# RECORDS SUPPLIED
▬▬▬
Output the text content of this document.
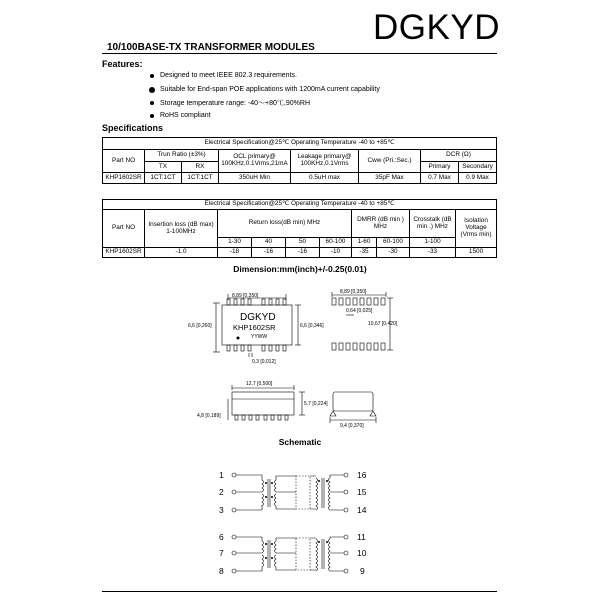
DGKYD
10/100BASE-TX TRANSFORMER MODULES
Features:
Designed to meet IEEE 802.3 requirements.
Suitable for End-span POE applications with 1200mA current capability
Storage temperature range: -40〜+80℃,90%RH
RoHS compliant
Specifications
Electrical Specification@25℃ Operating Temperature -40 to +85℃							
Part NO	Trun Ratio (±3%)		OCL primary@ 100KHz,0.1Vrms,21mA	Leakage primary@ 100KHz,0.1Vrms	Cww (Pri.:Sec.)	DCR (Ω)	
	TX	RX				Primary	Secondary
KHP1602SR	1CT:1CT	1CT:1CT	350uH Min	0.5uH max	35pF Max	0.7 Max	0.9 Max
Electrical Specification@25℃ Operating Temperature -40 to +85℃									
Part NO	Insertion loss (dB max) 1-100MHz	Return loss(dB min) MHz				DMRR (dB min ) MHz		Crosstalk (dB min .) MHz	Isolation Voltage (Vrms min)
		1-30	40	50	60-100	1-60	60-100	1-100	
KHP1602SR	-1.0	-18	-16	-16	-10	-35	-30	-33	1500
Dimension:mm(inch)+/-0.25(0.01)
8,89 [0,350]
6,6 [0,260]	6,6 [0,346]
0,3 [0,012]
8,89 [0,350]
0,64 [0,025]
10,67 [0,420]
12,7 [0,500]
5,7 [0,224]
4,8 [0,189]
9,4 [0,370]
DGKYD
KHP1602SR
YYWW
Schematic
1
2
3
6
7
8
16
15
14
11
10
9
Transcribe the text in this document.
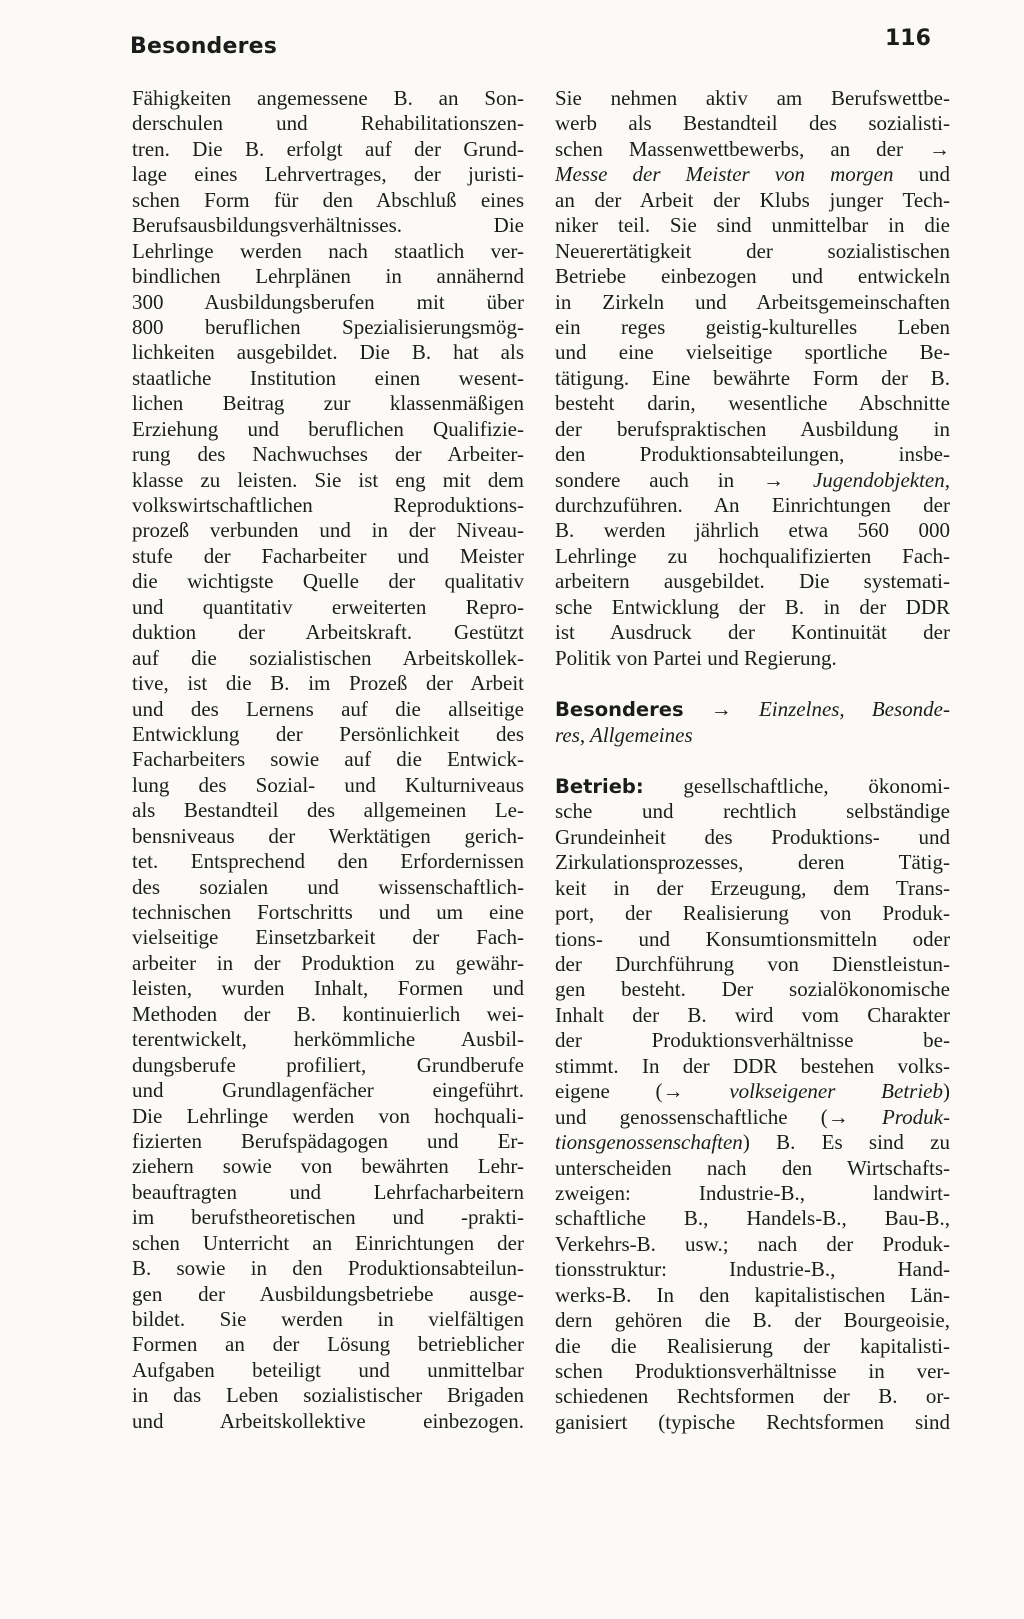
Besonderes	116
Fähigkeiten angemessene B. an Son-
derschulen und Rehabilitationszen-
tren. Die B. erfolgt auf der Grund-
lage eines Lehrvertrages, der juristi-
schen Form für den Abschluß eines
Berufsausbildungsverhältnisses. Die
Lehrlinge werden nach staatlich ver-
bindlichen Lehrplänen in annähernd
300 Ausbildungsberufen mit über
800 beruflichen Spezialisierungsmög-
lichkeiten ausgebildet. Die B. hat als
staatliche Institution einen wesent-
lichen Beitrag zur klassenmäßigen
Erziehung und beruflichen Qualifizie-
rung des Nachwuchses der Arbeiter-
klasse zu leisten. Sie ist eng mit dem
volkswirtschaftlichen Reproduktions-
prozeß verbunden und in der Niveau-
stufe der Facharbeiter und Meister
die wichtigste Quelle der qualitativ
und quantitativ erweiterten Repro-
duktion der Arbeitskraft. Gestützt
auf die sozialistischen Arbeitskollek-
tive, ist die B. im Prozeß der Arbeit
und des Lernens auf die allseitige
Entwicklung der Persönlichkeit des
Facharbeiters sowie auf die Entwick-
lung des Sozial- und Kulturniveaus
als Bestandteil des allgemeinen Le-
bensniveaus der Werktätigen gerich-
tet. Entsprechend den Erfordernissen
des sozialen und wissenschaftlich-
technischen Fortschritts und um eine
vielseitige Einsetzbarkeit der Fach-
arbeiter in der Produktion zu gewähr-
leisten, wurden Inhalt, Formen und
Methoden der B. kontinuierlich wei-
terentwickelt, herkömmliche Ausbil-
dungsberufe profiliert, Grundberufe
und Grundlagenfächer eingeführt.
Die Lehrlinge werden von hochquali-
fizierten Berufspädagogen und Er-
ziehern sowie von bewährten Lehr-
beauftragten und Lehrfacharbeitern
im berufstheoretischen und -prakti-
schen Unterricht an Einrichtungen der
B. sowie in den Produktionsabteilun-
gen der Ausbildungsbetriebe ausge-
bildet. Sie werden in vielfältigen
Formen an der Lösung betrieblicher
Aufgaben beteiligt und unmittelbar
in das Leben sozialistischer Brigaden
und Arbeitskollektive einbezogen.
Sie nehmen aktiv am Berufswettbe-
werb als Bestandteil des sozialisti-
schen Massenwettbewerbs, an der →
Messe der Meister von morgen und
an der Arbeit der Klubs junger Tech-
niker teil. Sie sind unmittelbar in die
Neuerertätigkeit der sozialistischen
Betriebe einbezogen und entwickeln
in Zirkeln und Arbeitsgemeinschaften
ein reges geistig-kulturelles Leben
und eine vielseitige sportliche Be-
tätigung. Eine bewährte Form der B.
besteht darin, wesentliche Abschnitte
der berufspraktischen Ausbildung in
den Produktionsabteilungen, insbe-
sondere auch in → Jugendobjekten,
durchzuführen. An Einrichtungen der
B. werden jährlich etwa 560 000
Lehrlinge zu hochqualifizierten Fach-
arbeitern ausgebildet. Die systemati-
sche Entwicklung der B. in der DDR
ist Ausdruck der Kontinuität der
Politik von Partei und Regierung.
Besonderes → Einzelnes, Besonde-
res, Allgemeines
Betrieb: gesellschaftliche, ökonomi-
sche und rechtlich selbständige
Grundeinheit des Produktions- und
Zirkulationsprozesses, deren Tätig-
keit in der Erzeugung, dem Trans-
port, der Realisierung von Produk-
tions- und Konsumtionsmitteln oder
der Durchführung von Dienstleistun-
gen besteht. Der sozialökonomische
Inhalt der B. wird vom Charakter
der Produktionsverhältnisse be-
stimmt. In der DDR bestehen volks-
eigene (→ volkseigener Betrieb)
und genossenschaftliche (→ Produk-
tionsgenossenschaften) B. Es sind zu
unterscheiden nach den Wirtschafts-
zweigen: Industrie-B., landwirt-
schaftliche B., Handels-B., Bau-B.,
Verkehrs-B. usw.; nach der Produk-
tionsstruktur: Industrie-B., Hand-
werks-B. In den kapitalistischen Län-
dern gehören die B. der Bourgeoisie,
die die Realisierung der kapitalisti-
schen Produktionsverhältnisse in ver-
schiedenen Rechtsformen der B. or-
ganisiert (typische Rechtsformen sind
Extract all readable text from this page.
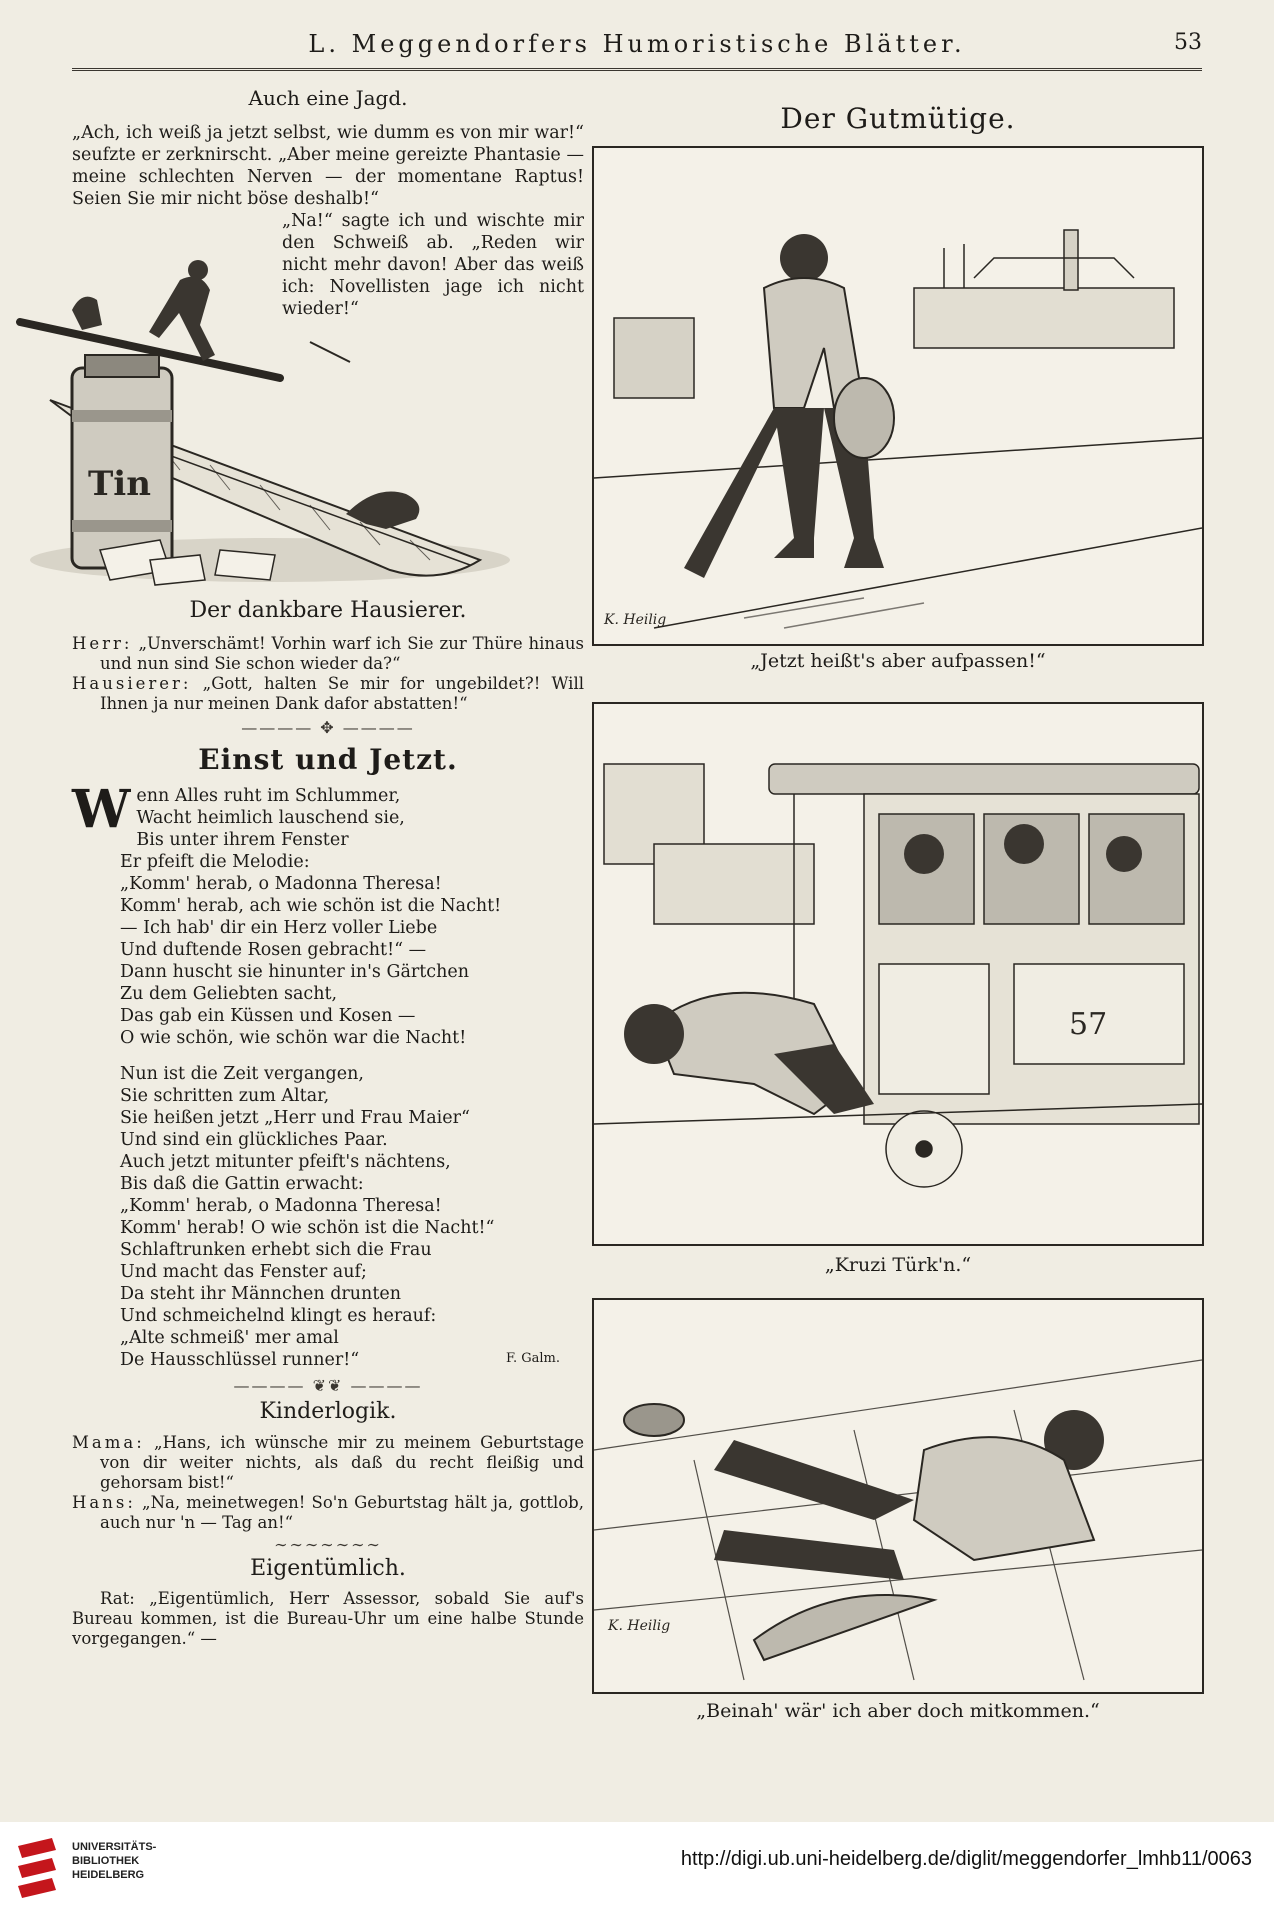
L. Meggendorfers Humoristische Blätter.	53
Auch eine Jagd.

„Ach, ich weiß ja jetzt selbst, wie dumm es von mir war!“ seufzte er zerknirscht. „Aber meine gereizte Phantasie — meine schlechten Nerven — der momentane Raptus! Seien Sie mir nicht böse deshalb!“

„Na!“ sagte ich und wischte mir den Schweiß ab. „Reden wir nicht mehr davon! Aber das weiß ich: Novellisten jage ich nicht wieder!“

Tin
Der dankbare Hausierer.

Herr: „Unverschämt! Vorhin warf ich Sie zur Thüre hinaus und nun sind Sie schon wieder da?“

Hausierer: „Gott, halten Se mir for ungebildet?! Will Ihnen ja nur meinen Dank dafor abstatten!“

———— ✥ ————
Einst und Jetzt.
W enn Alles ruht im Schlummer,
Wacht heimlich lauschend sie,
Bis unter ihrem Fenster
Er pfeift die Melodie:
„Komm' herab, o Madonna Theresa!
Komm' herab, ach wie schön ist die Nacht!
— Ich hab' dir ein Herz voller Liebe
Und duftende Rosen gebracht!“ —
Dann huscht sie hinunter in's Gärtchen
Zu dem Geliebten sacht,
Das gab ein Küssen und Kosen —
O wie schön, wie schön war die Nacht!
Nun ist die Zeit vergangen,
Sie schritten zum Altar,
Sie heißen jetzt „Herr und Frau Maier“
Und sind ein glückliches Paar.
Auch jetzt mitunter pfeift's nächtens,
Bis daß die Gattin erwacht:
„Komm' herab, o Madonna Theresa!
Komm' herab! O wie schön ist die Nacht!“
Schlaftrunken erhebt sich die Frau
Und macht das Fenster auf;
Da steht ihr Männchen drunten
Und schmeichelnd klingt es herauf:
„Alte schmeiß' mer amal
De Hausschlüssel runner!“	F. Galm.
———— ❦❦ ————
Kinderlogik.

Mama: „Hans, ich wünsche mir zu meinem Geburtstage von dir weiter nichts, als daß du recht fleißig und gehorsam bist!“

Hans: „Na, meinetwegen! So'n Geburtstag hält ja, gottlob, auch nur 'n — Tag an!“

∼∼∼∼∼∼∼
Eigentümlich.

Rat: „Eigentümlich, Herr Assessor, sobald Sie auf's Bureau kommen, ist die Bureau-Uhr um eine halbe Stunde vorgegangen.“ —

Der Gutmütige.
K. Heilig
„Jetzt heißt's aber aufpassen!“
57
„Kruzi Türk'n.“
K. Heilig
„Beinah' wär' ich aber doch mitkommen.“
UNIVERSITÄTS-
BIBLIOTHEK
HEIDELBERG
http://digi.ub.uni-heidelberg.de/diglit/meggendorfer_lmhb11/0063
▬▬▬
# EXERCISE INSTRUCTIONS
Search the preceding listing for "Eigentümlich" and extract every line where it is found.

# TASK SOLUTION
Eigentümlich.
Rat: „Eigentümlich, Herr Assessor, sobald Sie auf's Bureau kommen, ist die Bureau-Uhr um eine halbe Stunde vorgegangen.“ —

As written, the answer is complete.